-- Start of Dataset excerpts --

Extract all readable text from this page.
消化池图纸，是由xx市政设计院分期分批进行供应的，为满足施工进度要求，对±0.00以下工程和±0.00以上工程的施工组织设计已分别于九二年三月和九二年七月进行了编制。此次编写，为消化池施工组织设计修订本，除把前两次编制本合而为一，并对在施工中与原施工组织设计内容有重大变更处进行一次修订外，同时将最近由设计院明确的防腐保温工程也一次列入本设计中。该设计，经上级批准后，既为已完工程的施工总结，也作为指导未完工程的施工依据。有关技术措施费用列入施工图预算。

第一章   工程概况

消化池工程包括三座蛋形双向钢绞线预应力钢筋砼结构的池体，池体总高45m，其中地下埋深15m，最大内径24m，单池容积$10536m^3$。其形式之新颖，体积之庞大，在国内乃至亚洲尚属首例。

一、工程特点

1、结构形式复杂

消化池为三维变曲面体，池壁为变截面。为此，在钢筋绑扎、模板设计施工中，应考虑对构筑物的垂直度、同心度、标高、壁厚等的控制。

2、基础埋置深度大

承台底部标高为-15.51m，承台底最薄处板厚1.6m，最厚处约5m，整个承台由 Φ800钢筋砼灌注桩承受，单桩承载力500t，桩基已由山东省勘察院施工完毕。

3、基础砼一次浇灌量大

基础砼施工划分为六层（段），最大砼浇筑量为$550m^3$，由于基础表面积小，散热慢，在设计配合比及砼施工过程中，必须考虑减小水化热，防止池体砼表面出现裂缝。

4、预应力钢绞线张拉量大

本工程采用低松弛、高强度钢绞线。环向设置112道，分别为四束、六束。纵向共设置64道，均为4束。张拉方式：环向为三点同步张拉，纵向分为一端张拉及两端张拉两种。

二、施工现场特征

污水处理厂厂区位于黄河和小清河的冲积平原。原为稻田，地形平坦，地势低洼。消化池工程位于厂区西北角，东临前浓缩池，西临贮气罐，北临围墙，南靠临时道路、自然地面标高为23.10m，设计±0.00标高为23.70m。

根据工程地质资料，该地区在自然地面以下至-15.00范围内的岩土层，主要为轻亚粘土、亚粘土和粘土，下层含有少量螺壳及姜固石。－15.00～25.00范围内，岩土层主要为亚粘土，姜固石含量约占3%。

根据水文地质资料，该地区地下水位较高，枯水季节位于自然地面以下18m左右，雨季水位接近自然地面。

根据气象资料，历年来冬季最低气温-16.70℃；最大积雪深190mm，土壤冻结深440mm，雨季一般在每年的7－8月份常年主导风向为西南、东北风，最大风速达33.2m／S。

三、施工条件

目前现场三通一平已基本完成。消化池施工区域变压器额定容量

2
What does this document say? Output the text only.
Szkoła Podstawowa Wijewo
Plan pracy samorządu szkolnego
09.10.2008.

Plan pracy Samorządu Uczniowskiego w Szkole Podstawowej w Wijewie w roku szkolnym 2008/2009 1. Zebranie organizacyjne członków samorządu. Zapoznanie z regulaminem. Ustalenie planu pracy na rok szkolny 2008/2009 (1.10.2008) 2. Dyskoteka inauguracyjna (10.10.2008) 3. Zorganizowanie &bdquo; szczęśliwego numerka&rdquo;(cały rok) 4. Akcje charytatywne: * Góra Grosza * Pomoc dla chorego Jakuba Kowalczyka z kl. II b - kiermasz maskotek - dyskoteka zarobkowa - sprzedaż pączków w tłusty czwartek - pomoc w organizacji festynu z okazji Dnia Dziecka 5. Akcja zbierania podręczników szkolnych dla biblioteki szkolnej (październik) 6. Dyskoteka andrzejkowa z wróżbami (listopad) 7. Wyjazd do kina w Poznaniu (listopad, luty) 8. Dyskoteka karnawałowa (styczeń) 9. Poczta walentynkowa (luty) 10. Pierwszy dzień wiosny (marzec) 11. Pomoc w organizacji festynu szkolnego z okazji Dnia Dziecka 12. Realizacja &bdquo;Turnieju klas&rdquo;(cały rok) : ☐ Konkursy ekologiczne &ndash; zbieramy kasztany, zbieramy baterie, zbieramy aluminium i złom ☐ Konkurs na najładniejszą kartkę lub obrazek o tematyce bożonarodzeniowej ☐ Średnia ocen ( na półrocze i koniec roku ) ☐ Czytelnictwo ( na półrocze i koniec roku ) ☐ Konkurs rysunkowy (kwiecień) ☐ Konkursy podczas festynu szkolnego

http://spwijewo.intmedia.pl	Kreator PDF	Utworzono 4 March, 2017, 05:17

-- End of Dataset excerpts --

▶ [Short problem] Repeat exactly the lines above from the line that contains "What does this" through the end. Include both of these ends; leave out everything else.

▶ [Result of the exercise]
What does this document say? Output the text only.
Szkoła Podstawowa Wijewo
Plan pracy samorządu szkolnego
09.10.2008.

Plan pracy Samorządu Uczniowskiego w Szkole Podstawowej w Wijewie w roku szkolnym 2008/2009 1. Zebranie organizacyjne członków samorządu. Zapoznanie z regulaminem. Ustalenie planu pracy na rok szkolny 2008/2009 (1.10.2008) 2. Dyskoteka inauguracyjna (10.10.2008) 3. Zorganizowanie &bdquo; szczęśliwego numerka&rdquo;(cały rok) 4. Akcje charytatywne: * Góra Grosza * Pomoc dla chorego Jakuba Kowalczyka z kl. II b - kiermasz maskotek - dyskoteka zarobkowa - sprzedaż pączków w tłusty czwartek - pomoc w organizacji festynu z okazji Dnia Dziecka 5. Akcja zbierania podręczników szkolnych dla biblioteki szkolnej (październik) 6. Dyskoteka andrzejkowa z wróżbami (listopad) 7. Wyjazd do kina w Poznaniu (listopad, luty) 8. Dyskoteka karnawałowa (styczeń) 9. Poczta walentynkowa (luty) 10. Pierwszy dzień wiosny (marzec) 11. Pomoc w organizacji festynu szkolnego z okazji Dnia Dziecka 12. Realizacja &bdquo;Turnieju klas&rdquo;(cały rok) : ☐ Konkursy ekologiczne &ndash; zbieramy kasztany, zbieramy baterie, zbieramy aluminium i złom ☐ Konkurs na najładniejszą kartkę lub obrazek o tematyce bożonarodzeniowej ☐ Średnia ocen ( na półrocze i koniec roku ) ☐ Czytelnictwo ( na półrocze i koniec roku ) ☐ Konkurs rysunkowy (kwiecień) ☐ Konkursy podczas festynu szkolnego

http://spwijewo.intmedia.pl	Kreator PDF	Utworzono 4 March, 2017, 05:17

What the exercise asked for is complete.